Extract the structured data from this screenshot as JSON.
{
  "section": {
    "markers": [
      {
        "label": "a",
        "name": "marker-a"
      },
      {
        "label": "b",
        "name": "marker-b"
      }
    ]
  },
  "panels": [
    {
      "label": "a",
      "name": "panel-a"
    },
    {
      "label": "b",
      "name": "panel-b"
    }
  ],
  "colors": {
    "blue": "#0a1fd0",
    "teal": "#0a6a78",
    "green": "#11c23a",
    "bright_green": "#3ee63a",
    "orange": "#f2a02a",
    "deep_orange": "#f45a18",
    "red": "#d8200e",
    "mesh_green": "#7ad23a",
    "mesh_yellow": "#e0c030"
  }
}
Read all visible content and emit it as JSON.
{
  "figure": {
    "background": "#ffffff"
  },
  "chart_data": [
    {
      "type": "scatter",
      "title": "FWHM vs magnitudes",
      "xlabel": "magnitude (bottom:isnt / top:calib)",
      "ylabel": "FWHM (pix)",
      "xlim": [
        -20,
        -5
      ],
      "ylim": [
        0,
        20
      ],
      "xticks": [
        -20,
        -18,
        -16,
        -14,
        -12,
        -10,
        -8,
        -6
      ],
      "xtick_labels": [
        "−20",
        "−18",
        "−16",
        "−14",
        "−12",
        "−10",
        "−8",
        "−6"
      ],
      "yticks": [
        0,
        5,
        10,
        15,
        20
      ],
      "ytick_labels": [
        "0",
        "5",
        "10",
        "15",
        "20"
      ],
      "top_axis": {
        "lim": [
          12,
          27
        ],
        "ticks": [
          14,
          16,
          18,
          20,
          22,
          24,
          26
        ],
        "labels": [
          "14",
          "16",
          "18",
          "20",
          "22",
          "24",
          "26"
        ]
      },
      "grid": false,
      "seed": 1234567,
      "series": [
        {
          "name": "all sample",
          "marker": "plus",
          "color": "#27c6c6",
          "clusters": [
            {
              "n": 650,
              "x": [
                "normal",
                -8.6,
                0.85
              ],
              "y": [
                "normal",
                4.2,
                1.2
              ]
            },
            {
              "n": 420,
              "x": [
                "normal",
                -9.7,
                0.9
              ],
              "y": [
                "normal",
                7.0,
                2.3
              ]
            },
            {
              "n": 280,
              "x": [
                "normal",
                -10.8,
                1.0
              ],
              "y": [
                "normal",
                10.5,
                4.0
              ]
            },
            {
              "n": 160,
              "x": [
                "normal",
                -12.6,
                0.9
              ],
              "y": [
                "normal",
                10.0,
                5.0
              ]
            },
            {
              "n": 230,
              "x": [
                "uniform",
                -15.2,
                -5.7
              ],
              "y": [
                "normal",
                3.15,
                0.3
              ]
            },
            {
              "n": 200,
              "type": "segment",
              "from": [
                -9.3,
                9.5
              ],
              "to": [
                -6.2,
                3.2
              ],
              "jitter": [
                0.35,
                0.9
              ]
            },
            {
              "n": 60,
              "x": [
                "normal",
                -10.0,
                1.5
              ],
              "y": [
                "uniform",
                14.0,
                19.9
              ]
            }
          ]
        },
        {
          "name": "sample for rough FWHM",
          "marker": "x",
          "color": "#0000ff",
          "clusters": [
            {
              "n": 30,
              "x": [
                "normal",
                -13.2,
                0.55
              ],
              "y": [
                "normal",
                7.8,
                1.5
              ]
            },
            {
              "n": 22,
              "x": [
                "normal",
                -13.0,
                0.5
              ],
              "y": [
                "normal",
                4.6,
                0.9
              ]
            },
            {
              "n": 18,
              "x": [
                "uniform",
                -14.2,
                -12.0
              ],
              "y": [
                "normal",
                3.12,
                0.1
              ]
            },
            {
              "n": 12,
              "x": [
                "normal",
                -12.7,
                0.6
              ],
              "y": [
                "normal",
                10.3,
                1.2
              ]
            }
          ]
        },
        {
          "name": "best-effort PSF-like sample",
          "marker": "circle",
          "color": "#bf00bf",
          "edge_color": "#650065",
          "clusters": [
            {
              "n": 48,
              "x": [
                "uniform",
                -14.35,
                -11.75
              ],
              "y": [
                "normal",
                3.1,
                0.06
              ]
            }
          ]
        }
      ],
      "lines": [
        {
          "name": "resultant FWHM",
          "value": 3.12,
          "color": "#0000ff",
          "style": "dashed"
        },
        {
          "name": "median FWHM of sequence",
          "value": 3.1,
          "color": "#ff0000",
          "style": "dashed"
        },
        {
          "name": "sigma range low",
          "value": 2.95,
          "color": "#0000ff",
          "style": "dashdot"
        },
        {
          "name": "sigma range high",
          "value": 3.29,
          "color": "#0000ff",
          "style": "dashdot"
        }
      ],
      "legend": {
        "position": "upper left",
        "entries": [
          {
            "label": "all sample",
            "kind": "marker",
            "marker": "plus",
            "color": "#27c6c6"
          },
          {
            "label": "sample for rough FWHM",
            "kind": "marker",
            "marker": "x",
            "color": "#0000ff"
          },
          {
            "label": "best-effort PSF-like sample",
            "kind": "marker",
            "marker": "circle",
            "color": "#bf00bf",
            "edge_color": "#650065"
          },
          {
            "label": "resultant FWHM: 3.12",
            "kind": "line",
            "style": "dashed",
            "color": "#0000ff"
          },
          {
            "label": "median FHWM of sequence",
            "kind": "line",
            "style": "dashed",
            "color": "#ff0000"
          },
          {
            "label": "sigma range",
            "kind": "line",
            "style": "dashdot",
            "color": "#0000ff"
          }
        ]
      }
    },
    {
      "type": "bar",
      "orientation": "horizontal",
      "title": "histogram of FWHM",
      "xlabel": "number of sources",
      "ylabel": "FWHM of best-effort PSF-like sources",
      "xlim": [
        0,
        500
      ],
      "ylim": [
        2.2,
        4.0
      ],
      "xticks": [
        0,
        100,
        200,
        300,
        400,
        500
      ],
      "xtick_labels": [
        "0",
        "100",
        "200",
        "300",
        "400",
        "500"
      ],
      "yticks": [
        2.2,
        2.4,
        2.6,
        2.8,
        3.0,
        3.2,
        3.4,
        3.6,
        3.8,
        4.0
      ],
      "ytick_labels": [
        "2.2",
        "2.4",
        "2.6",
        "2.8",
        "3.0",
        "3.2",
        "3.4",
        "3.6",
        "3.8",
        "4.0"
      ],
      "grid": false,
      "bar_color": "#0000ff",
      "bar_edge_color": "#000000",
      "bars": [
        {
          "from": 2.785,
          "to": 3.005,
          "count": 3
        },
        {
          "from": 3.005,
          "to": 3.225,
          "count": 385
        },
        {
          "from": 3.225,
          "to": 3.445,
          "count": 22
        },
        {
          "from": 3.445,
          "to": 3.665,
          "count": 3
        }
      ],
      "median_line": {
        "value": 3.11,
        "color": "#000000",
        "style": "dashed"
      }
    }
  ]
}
------------------------------------------------------------
Transcribe the entire listing above precisely.

Extract the structured data from this screenshot as JSON.
{
  "section": {
    "markers": [
      {
        "label": "a",
        "name": "marker-a"
      },
      {
        "label": "b",
        "name": "marker-b"
      }
    ]
  },
  "panels": [
    {
      "label": "a",
      "name": "panel-a"
    },
    {
      "label": "b",
      "name": "panel-b"
    }
  ],
  "colors": {
    "blue": "#0a1fd0",
    "teal": "#0a6a78",
    "green": "#11c23a",
    "bright_green": "#3ee63a",
    "orange": "#f2a02a",
    "deep_orange": "#f45a18",
    "red": "#d8200e",
    "mesh_green": "#7ad23a",
    "mesh_yellow": "#e0c030"
  }
}
Read all visible content and emit it as JSON.
{
  "figure": {
    "background": "#ffffff"
  },
  "chart_data": [
    {
      "type": "scatter",
      "title": "FWHM vs magnitudes",
      "xlabel": "magnitude (bottom:isnt / top:calib)",
      "ylabel": "FWHM (pix)",
      "xlim": [
        -20,
        -5
      ],
      "ylim": [
        0,
        20
      ],
      "xticks": [
        -20,
        -18,
        -16,
        -14,
        -12,
        -10,
        -8,
        -6
      ],
      "xtick_labels": [
        "−20",
        "−18",
        "−16",
        "−14",
        "−12",
        "−10",
        "−8",
        "−6"
      ],
      "yticks": [
        0,
        5,
        10,
        15,
        20
      ],
      "ytick_labels": [
        "0",
        "5",
        "10",
        "15",
        "20"
      ],
      "top_axis": {
        "lim": [
          12,
          27
        ],
        "ticks": [
          14,
          16,
          18,
          20,
          22,
          24,
          26
        ],
        "labels": [
          "14",
          "16",
          "18",
          "20",
          "22",
          "24",
          "26"
        ]
      },
      "grid": false,
      "seed": 1234567,
      "series": [
        {
          "name": "all sample",
          "marker": "plus",
          "color": "#27c6c6",
          "clusters": [
            {
              "n": 650,
              "x": [
                "normal",
                -8.6,
                0.85
              ],
              "y": [
                "normal",
                4.2,
                1.2
              ]
            },
            {
              "n": 420,
              "x": [
                "normal",
                -9.7,
                0.9
              ],
              "y": [
                "normal",
                7.0,
                2.3
              ]
            },
            {
              "n": 280,
              "x": [
                "normal",
                -10.8,
                1.0
              ],
              "y": [
                "normal",
                10.5,
                4.0
              ]
            },
            {
              "n": 160,
              "x": [
                "normal",
                -12.6,
                0.9
              ],
              "y": [
                "normal",
                10.0,
                5.0
              ]
            },
            {
              "n": 230,
              "x": [
                "uniform",
                -15.2,
                -5.7
              ],
              "y": [
                "normal",
                3.15,
                0.3
              ]
            },
            {
              "n": 200,
              "type": "segment",
              "from": [
                -9.3,
                9.5
              ],
              "to": [
                -6.2,
                3.2
              ],
              "jitter": [
                0.35,
                0.9
              ]
            },
            {
              "n": 60,
              "x": [
                "normal",
                -10.0,
                1.5
              ],
              "y": [
                "uniform",
                14.0,
                19.9
              ]
            }
          ]
        },
        {
          "name": "sample for rough FWHM",
          "marker": "x",
          "color": "#0000ff",
          "clusters": [
            {
              "n": 30,
              "x": [
                "normal",
                -13.2,
                0.55
              ],
              "y": [
                "normal",
                7.8,
                1.5
              ]
            },
            {
              "n": 22,
              "x": [
                "normal",
                -13.0,
                0.5
              ],
              "y": [
                "normal",
                4.6,
                0.9
              ]
            },
            {
              "n": 18,
              "x": [
                "uniform",
                -14.2,
                -12.0
              ],
              "y": [
                "normal",
                3.12,
                0.1
              ]
            },
            {
              "n": 12,
              "x": [
                "normal",
                -12.7,
                0.6
              ],
              "y": [
                "normal",
                10.3,
                1.2
              ]
            }
          ]
        },
        {
          "name": "best-effort PSF-like sample",
          "marker": "circle",
          "color": "#bf00bf",
          "edge_color": "#650065",
          "clusters": [
            {
              "n": 48,
              "x": [
                "uniform",
                -14.35,
                -11.75
              ],
              "y": [
                "normal",
                3.1,
                0.06
              ]
            }
          ]
        }
      ],
      "lines": [
        {
          "name": "resultant FWHM",
          "value": 3.12,
          "color": "#0000ff",
          "style": "dashed"
        },
        {
          "name": "median FWHM of sequence",
          "value": 3.1,
          "color": "#ff0000",
          "style": "dashed"
        },
        {
          "name": "sigma range low",
          "value": 2.95,
          "color": "#0000ff",
          "style": "dashdot"
        },
        {
          "name": "sigma range high",
          "value": 3.29,
          "color": "#0000ff",
          "style": "dashdot"
        }
      ],
      "legend": {
        "position": "upper left",
        "entries": [
          {
            "label": "all sample",
            "kind": "marker",
            "marker": "plus",
            "color": "#27c6c6"
          },
          {
            "label": "sample for rough FWHM",
            "kind": "marker",
            "marker": "x",
            "color": "#0000ff"
          },
          {
            "label": "best-effort PSF-like sample",
            "kind": "marker",
            "marker": "circle",
            "color": "#bf00bf",
            "edge_color": "#650065"
          },
          {
            "label": "resultant FWHM: 3.12",
            "kind": "line",
            "style": "dashed",
            "color": "#0000ff"
          },
          {
            "label": "median FHWM of sequence",
            "kind": "line",
            "style": "dashed",
            "color": "#ff0000"
          },
          {
            "label": "sigma range",
            "kind": "line",
            "style": "dashdot",
            "color": "#0000ff"
          }
        ]
      }
    },
    {
      "type": "bar",
      "orientation": "horizontal",
      "title": "histogram of FWHM",
      "xlabel": "number of sources",
      "ylabel": "FWHM of best-effort PSF-like sources",
      "xlim": [
        0,
        500
      ],
      "ylim": [
        2.2,
        4.0
      ],
      "xticks": [
        0,
        100,
        200,
        300,
        400,
        500
      ],
      "xtick_labels": [
        "0",
        "100",
        "200",
        "300",
        "400",
        "500"
      ],
      "yticks": [
        2.2,
        2.4,
        2.6,
        2.8,
        3.0,
        3.2,
        3.4,
        3.6,
        3.8,
        4.0
      ],
      "ytick_labels": [
        "2.2",
        "2.4",
        "2.6",
        "2.8",
        "3.0",
        "3.2",
        "3.4",
        "3.6",
        "3.8",
        "4.0"
      ],
      "grid": false,
      "bar_color": "#0000ff",
      "bar_edge_color": "#000000",
      "bars": [
        {
          "from": 2.785,
          "to": 3.005,
          "count": 3
        },
        {
          "from": 3.005,
          "to": 3.225,
          "count": 385
        },
        {
          "from": 3.225,
          "to": 3.445,
          "count": 22
        },
        {
          "from": 3.445,
          "to": 3.665,
          "count": 3
        }
      ],
      "median_line": {
        "value": 3.11,
        "color": "#000000",
        "style": "dashed"
      }
    }
  ]
}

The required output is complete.